• SHORT EXERCISE: Below are the records. Gather each line that holds "this".

• INPUT ROWS:
>> begin
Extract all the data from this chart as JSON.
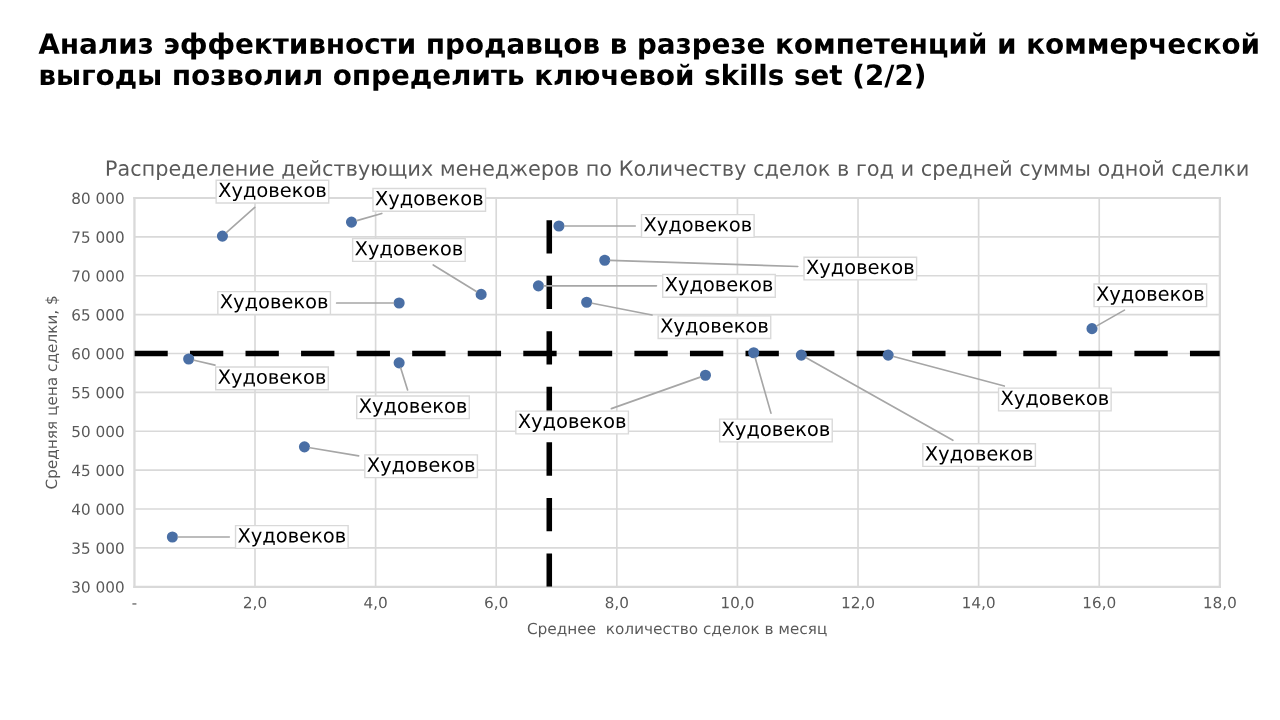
{
  "chart_data": {
    "type": "scatter",
    "title": "Анализ эффективности продавцов в разрезе компетенций и коммерческой выгоды позволил определить ключевой skills set (2/2)",
    "subtitle": "Распределение действующих менеджеров по Количеству сделок в год и средней суммы одной сделки",
    "xlabel": "Среднее  количество сделок в месяц",
    "ylabel": "Средняя цена сделки, $",
    "series": [
      {
        "color": "#4a6fa5",
        "x": [
          1.46,
          3.6,
          5.75,
          4.39,
          0.9,
          4.39,
          2.82,
          0.63,
          7.04,
          7.8,
          6.7,
          7.5,
          9.47,
          10.27,
          11.06,
          12.5,
          15.88
        ],
        "values": [
          75100,
          76900,
          67600,
          66500,
          59300,
          58800,
          48000,
          36400,
          76400,
          72000,
          68700,
          66600,
          57200,
          60100,
          59800,
          59800,
          63200
        ]
      }
    ],
    "annotations": [
      {
        "text": "Худовеков",
        "x": 1.46,
        "y": 75100
      },
      {
        "text": "Худовеков",
        "x": 3.6,
        "y": 76900
      },
      {
        "text": "Худовеков",
        "x": 5.75,
        "y": 67600
      },
      {
        "text": "Худовеков",
        "x": 4.39,
        "y": 66500
      },
      {
        "text": "Худовеков",
        "x": 0.9,
        "y": 59300
      },
      {
        "text": "Худовеков",
        "x": 4.39,
        "y": 58800
      },
      {
        "text": "Худовеков",
        "x": 2.82,
        "y": 48000
      },
      {
        "text": "Худовеков",
        "x": 0.63,
        "y": 36400
      },
      {
        "text": "Худовеков",
        "x": 7.04,
        "y": 76400
      },
      {
        "text": "Худовеков",
        "x": 7.8,
        "y": 72000
      },
      {
        "text": "Худовеков",
        "x": 6.7,
        "y": 68700
      },
      {
        "text": "Худовеков",
        "x": 7.5,
        "y": 66600
      },
      {
        "text": "Худовеков",
        "x": 9.47,
        "y": 57200
      },
      {
        "text": "Худовеков",
        "x": 10.27,
        "y": 60100
      },
      {
        "text": "Худовеков",
        "x": 11.06,
        "y": 59800
      },
      {
        "text": "Худовеков",
        "x": 12.5,
        "y": 59800
      },
      {
        "text": "Худовеков",
        "x": 15.88,
        "y": 63200
      }
    ],
    "ref_lines": [
      {
        "axis": "x",
        "value": 6.88,
        "color": "#000000",
        "line_style": "dashed"
      },
      {
        "axis": "y",
        "value": 60000,
        "color": "#000000",
        "line_style": "dashed"
      }
    ],
    "xlim": [
      0,
      18
    ],
    "ylim": [
      30000,
      80000
    ],
    "xticks": [
      {
        "value": 0,
        "label": "-"
      },
      {
        "value": 2,
        "label": "2,0"
      },
      {
        "value": 4,
        "label": "4,0"
      },
      {
        "value": 6,
        "label": "6,0"
      },
      {
        "value": 8,
        "label": "8,0"
      },
      {
        "value": 10,
        "label": "10,0"
      },
      {
        "value": 12,
        "label": "12,0"
      },
      {
        "value": 14,
        "label": "14,0"
      },
      {
        "value": 16,
        "label": "16,0"
      },
      {
        "value": 18,
        "label": "18,0"
      }
    ],
    "yticks": [
      {
        "value": 30000,
        "label": "30 000"
      },
      {
        "value": 35000,
        "label": "35 000"
      },
      {
        "value": 40000,
        "label": "40 000"
      },
      {
        "value": 45000,
        "label": "45 000"
      },
      {
        "value": 50000,
        "label": "50 000"
      },
      {
        "value": 55000,
        "label": "55 000"
      },
      {
        "value": 60000,
        "label": "60 000"
      },
      {
        "value": 65000,
        "label": "65 000"
      },
      {
        "value": 70000,
        "label": "70 000"
      },
      {
        "value": 75000,
        "label": "75 000"
      },
      {
        "value": 80000,
        "label": "80 000"
      }
    ],
    "grid": true,
    "marker": "circle",
    "legend": false
  }
}
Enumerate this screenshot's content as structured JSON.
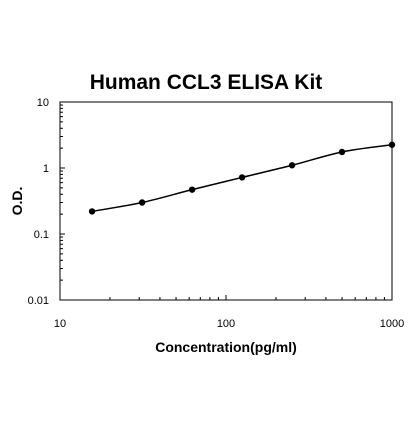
{
  "chart_data": {
    "type": "scatter",
    "title": "Human CCL3 ELISA Kit",
    "xlabel": "Concentration(pg/ml)",
    "ylabel": "O.D.",
    "x_scale": "log",
    "y_scale": "log",
    "xlim": [
      10,
      1000
    ],
    "ylim": [
      0.01,
      10
    ],
    "x_ticks": [
      10,
      100,
      1000
    ],
    "x_tick_labels": [
      "10",
      "100",
      "1000"
    ],
    "y_ticks": [
      0.01,
      0.1,
      1,
      10
    ],
    "y_tick_labels": [
      "0.01",
      "0.1",
      "1",
      "10"
    ],
    "grid": false,
    "legend": "none",
    "series": [
      {
        "x": [
          15.6,
          31.25,
          62.5,
          125,
          250,
          500,
          1000
        ],
        "y": [
          0.22,
          0.3,
          0.47,
          0.72,
          1.1,
          1.75,
          2.25
        ],
        "marker": "circle",
        "fit_curve": true,
        "color": "#000000"
      }
    ]
  }
}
>> end
• RESPONSE:
Extract all the data from this chart as JSON.
Enumerate this screenshot's content as structured JSON.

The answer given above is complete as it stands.